━━ Records supplied

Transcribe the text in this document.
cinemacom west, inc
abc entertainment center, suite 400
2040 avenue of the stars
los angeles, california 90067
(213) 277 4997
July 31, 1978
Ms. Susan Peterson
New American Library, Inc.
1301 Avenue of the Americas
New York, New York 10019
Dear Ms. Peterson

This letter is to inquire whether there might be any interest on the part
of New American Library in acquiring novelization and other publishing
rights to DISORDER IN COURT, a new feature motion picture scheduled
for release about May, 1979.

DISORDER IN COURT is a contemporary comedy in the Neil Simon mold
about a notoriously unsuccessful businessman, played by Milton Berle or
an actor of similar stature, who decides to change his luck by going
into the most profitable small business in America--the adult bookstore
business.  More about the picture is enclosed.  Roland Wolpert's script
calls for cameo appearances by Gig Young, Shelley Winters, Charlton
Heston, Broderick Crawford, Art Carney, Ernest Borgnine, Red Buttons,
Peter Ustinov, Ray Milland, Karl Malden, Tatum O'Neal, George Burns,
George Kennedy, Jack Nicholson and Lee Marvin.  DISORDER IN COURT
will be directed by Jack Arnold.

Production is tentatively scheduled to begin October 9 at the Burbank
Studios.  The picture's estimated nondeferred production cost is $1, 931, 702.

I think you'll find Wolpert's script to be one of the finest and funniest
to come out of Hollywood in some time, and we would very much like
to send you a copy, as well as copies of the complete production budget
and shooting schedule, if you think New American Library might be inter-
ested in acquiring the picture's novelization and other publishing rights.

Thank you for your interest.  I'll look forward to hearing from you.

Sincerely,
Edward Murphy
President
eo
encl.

━━━━

# What the exercise asks:
Where a line in the material contains "COURT", copy that line.

# Correct response:
rights to DISORDER IN COURT, a new feature motion picture scheduled
DISORDER IN COURT is a contemporary comedy in the Neil Simon mold
George Kennedy, Jack Nicholson and Lee Marvin.  DISORDER IN COURT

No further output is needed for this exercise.